Challenge — Locate and copy each line in the data that contains the word "законодательством".
>> START Data shown
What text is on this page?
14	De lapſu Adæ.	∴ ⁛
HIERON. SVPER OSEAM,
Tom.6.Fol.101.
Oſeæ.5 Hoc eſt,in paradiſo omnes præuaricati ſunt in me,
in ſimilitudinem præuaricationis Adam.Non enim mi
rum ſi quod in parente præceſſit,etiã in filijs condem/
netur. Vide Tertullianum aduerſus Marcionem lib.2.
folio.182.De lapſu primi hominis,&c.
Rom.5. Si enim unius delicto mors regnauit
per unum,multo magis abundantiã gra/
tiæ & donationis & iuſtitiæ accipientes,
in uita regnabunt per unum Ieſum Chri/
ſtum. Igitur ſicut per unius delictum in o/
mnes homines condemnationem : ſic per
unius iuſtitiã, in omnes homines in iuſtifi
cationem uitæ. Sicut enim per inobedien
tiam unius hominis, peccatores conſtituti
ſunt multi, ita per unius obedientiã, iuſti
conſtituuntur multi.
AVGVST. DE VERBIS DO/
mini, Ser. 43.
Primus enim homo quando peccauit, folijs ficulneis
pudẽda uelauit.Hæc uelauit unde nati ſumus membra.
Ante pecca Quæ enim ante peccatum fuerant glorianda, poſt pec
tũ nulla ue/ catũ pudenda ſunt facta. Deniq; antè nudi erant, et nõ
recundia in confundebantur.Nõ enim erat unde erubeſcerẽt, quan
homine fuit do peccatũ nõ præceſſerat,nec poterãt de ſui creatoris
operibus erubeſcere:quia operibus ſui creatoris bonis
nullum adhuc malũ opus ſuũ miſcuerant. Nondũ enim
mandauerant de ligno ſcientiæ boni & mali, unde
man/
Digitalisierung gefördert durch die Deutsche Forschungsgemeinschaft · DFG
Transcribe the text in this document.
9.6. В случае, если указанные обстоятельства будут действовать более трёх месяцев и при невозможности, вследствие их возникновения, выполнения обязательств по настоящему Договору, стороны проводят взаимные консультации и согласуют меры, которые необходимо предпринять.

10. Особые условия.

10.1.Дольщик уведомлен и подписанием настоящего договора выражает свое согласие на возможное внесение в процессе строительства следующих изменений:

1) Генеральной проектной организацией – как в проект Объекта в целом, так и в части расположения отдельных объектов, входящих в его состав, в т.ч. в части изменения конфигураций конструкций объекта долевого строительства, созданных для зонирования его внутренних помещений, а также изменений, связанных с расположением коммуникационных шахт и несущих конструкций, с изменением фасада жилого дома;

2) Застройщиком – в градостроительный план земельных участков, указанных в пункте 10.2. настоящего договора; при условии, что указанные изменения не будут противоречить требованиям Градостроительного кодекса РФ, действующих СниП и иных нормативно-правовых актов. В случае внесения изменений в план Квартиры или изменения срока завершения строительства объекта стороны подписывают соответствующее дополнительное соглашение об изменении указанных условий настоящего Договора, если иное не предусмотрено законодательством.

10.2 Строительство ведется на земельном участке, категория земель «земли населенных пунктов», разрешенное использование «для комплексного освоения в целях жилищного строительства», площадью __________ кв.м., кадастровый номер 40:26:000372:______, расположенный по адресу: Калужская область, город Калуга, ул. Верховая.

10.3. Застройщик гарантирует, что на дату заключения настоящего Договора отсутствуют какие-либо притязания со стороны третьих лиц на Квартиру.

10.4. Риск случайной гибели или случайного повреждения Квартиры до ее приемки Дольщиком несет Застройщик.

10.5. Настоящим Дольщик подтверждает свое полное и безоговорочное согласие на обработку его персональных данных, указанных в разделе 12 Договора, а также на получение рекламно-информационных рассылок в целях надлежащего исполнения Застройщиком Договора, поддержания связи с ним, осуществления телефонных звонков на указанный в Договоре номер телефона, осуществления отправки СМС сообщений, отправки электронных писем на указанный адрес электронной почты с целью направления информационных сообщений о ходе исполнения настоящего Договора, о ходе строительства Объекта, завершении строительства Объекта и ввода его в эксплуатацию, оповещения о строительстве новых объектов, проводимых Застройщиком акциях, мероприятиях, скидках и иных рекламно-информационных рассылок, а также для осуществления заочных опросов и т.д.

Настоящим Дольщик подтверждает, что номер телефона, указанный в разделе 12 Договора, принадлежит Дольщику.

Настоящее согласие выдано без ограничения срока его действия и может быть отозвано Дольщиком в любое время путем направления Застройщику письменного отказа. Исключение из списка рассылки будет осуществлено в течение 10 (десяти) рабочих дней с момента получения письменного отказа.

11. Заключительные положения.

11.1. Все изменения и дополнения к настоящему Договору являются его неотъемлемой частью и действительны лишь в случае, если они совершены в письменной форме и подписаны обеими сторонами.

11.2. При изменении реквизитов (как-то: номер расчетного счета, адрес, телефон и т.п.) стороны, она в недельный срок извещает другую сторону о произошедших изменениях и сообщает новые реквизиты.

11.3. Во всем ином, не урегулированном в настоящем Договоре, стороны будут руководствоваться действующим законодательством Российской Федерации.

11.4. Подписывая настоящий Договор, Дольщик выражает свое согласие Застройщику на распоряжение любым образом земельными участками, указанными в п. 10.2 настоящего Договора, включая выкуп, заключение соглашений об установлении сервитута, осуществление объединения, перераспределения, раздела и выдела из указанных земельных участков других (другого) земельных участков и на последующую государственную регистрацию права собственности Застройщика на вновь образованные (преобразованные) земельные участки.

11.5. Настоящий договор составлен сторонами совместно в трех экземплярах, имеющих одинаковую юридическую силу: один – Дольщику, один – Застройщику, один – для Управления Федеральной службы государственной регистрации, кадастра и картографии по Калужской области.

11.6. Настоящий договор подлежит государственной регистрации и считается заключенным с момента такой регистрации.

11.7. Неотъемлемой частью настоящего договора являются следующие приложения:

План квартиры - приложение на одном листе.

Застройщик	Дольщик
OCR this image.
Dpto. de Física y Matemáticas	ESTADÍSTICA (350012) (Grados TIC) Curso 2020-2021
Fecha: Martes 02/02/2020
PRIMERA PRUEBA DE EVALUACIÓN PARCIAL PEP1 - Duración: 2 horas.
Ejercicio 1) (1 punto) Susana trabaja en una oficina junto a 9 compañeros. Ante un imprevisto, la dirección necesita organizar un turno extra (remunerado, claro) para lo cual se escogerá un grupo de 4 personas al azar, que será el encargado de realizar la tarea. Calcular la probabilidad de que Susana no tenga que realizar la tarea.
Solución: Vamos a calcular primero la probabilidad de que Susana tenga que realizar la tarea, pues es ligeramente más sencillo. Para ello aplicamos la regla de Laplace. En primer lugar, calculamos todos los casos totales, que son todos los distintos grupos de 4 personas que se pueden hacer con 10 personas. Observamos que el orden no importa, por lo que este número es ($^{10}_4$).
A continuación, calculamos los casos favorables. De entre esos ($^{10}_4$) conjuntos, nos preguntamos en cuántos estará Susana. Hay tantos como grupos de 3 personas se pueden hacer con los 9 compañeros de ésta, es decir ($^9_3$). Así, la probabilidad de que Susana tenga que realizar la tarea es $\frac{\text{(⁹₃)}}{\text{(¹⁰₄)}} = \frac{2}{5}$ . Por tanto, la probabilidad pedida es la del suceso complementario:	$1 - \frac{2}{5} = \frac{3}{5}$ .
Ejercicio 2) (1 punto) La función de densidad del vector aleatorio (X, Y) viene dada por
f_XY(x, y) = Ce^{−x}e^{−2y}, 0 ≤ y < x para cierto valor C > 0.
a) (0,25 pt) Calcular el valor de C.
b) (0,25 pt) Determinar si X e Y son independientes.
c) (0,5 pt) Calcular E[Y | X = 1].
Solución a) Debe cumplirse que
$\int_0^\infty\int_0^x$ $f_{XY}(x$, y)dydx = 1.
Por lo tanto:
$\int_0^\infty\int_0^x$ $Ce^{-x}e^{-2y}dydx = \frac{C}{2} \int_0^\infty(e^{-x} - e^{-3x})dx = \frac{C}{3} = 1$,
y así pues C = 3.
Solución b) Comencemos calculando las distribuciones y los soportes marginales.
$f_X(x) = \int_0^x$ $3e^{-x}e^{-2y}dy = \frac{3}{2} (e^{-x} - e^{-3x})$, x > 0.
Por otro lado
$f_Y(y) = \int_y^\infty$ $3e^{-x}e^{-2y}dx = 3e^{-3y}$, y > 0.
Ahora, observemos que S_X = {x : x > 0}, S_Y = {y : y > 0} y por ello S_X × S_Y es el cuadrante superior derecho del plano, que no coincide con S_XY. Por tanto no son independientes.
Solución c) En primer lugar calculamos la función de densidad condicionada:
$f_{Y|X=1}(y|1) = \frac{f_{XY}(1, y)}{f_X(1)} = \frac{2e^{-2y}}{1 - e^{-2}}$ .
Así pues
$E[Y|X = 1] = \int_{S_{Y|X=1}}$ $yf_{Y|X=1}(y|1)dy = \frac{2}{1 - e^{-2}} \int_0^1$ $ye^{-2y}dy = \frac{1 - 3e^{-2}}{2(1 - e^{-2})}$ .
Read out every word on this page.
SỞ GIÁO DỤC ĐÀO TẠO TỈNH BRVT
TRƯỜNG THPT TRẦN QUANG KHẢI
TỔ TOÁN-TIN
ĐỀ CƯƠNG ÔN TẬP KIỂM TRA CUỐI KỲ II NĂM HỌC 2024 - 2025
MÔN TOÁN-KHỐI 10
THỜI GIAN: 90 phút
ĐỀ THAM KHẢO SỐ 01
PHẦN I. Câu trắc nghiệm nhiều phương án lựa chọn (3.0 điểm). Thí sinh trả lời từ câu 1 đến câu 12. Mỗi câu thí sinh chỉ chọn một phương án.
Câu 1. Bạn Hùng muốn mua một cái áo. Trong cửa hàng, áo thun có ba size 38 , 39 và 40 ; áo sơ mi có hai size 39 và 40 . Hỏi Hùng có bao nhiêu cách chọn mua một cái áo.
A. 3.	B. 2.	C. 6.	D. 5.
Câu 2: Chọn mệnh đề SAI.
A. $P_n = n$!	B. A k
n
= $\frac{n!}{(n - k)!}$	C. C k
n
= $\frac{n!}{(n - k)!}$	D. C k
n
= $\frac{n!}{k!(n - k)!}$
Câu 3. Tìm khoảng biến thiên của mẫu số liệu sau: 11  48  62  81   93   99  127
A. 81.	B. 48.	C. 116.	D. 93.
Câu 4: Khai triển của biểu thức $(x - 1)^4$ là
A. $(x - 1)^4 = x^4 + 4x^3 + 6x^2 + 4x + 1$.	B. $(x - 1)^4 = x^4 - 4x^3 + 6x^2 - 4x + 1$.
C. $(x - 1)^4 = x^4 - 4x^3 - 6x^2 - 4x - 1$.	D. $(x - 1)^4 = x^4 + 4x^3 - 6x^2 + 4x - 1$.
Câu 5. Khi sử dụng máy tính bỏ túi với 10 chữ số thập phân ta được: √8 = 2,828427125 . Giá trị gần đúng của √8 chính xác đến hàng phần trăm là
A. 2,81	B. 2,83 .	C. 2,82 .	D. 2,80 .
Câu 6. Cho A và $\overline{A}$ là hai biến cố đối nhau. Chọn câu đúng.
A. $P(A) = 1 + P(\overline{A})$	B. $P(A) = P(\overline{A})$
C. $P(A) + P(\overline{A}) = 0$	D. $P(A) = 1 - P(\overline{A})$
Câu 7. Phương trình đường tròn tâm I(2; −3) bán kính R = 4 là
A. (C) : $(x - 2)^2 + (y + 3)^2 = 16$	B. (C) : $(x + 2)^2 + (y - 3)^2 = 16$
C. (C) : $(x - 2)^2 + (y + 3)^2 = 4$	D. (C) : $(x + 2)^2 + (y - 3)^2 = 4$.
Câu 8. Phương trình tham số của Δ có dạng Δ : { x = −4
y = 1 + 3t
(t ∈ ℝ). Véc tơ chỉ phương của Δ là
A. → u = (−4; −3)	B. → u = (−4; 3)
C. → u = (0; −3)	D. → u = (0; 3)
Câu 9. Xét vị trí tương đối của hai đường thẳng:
>> END Data shown
Response to this exercise —
2) Застройщиком – в градостроительный план земельных участков, указанных в пункте 10.2. настоящего договора; при условии, что указанные изменения не будут противоречить требованиям Градостроительного кодекса РФ, действующих СниП и иных нормативно-правовых актов. В случае внесения изменений в план Квартиры или изменения срока завершения строительства объекта стороны подписывают соответствующее дополнительное соглашение об изменении указанных условий настоящего Договора, если иное не предусмотрено законодательством.
11.3. Во всем ином, не урегулированном в настоящем Договоре, стороны будут руководствоваться действующим законодательством Российской Федерации.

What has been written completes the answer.